EXTRACTED RECORDS:
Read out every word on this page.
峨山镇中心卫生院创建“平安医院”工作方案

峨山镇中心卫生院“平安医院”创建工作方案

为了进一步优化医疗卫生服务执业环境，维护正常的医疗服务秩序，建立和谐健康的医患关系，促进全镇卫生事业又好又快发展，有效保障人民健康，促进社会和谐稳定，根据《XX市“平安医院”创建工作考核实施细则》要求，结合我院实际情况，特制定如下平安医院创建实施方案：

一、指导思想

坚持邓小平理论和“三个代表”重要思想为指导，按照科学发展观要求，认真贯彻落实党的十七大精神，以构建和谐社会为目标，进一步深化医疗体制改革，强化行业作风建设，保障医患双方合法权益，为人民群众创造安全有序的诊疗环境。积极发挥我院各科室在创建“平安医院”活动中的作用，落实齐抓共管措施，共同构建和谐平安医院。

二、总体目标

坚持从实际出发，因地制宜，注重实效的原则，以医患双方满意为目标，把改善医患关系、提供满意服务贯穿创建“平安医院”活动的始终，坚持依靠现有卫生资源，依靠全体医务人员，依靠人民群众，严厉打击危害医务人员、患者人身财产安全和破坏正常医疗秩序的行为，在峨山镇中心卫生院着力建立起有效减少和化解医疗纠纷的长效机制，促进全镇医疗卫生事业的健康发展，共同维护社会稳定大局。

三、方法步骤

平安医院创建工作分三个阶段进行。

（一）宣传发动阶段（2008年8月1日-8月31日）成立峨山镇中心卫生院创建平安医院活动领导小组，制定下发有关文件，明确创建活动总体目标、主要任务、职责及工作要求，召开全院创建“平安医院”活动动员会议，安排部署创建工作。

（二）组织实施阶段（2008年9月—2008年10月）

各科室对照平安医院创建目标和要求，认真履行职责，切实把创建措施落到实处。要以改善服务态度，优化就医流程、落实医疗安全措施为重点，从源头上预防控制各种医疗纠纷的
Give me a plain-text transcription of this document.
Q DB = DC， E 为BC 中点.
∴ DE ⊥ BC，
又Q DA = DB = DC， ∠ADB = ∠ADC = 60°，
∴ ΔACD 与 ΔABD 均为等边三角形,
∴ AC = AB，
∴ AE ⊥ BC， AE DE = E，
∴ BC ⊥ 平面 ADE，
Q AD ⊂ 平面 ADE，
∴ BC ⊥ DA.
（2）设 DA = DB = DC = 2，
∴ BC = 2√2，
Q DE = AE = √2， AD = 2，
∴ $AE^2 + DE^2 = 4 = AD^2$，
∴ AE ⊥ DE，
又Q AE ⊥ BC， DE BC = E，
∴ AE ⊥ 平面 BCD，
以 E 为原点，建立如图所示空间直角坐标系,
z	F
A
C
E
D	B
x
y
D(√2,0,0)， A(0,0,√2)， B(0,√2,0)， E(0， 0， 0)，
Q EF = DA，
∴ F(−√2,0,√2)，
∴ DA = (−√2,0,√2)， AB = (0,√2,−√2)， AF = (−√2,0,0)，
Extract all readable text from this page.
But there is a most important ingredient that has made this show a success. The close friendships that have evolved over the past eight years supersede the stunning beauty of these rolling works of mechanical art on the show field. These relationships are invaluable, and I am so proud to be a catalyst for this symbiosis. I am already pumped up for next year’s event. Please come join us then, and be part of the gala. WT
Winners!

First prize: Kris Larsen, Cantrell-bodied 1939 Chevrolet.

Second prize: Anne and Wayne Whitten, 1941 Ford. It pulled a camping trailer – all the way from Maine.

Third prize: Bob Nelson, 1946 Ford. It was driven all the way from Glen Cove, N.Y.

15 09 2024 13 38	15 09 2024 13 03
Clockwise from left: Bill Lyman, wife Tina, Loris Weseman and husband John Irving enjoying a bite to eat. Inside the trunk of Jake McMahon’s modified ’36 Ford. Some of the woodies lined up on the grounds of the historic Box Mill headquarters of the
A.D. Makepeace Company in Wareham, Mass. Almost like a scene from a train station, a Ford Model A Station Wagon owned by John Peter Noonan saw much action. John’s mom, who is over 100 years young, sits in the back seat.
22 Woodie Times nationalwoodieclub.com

DO THIS: Look through the material and copy each line that has "prize".

ANSWER FOR THIS EXERCISE:
First prize: Kris Larsen, Cantrell-bodied 1939 Chevrolet.
Second prize: Anne and Wayne Whitten, 1941 Ford. It pulled a camping trailer – all the way from Maine.
Third prize: Bob Nelson, 1946 Ford. It was driven all the way from Glen Cove, N.Y.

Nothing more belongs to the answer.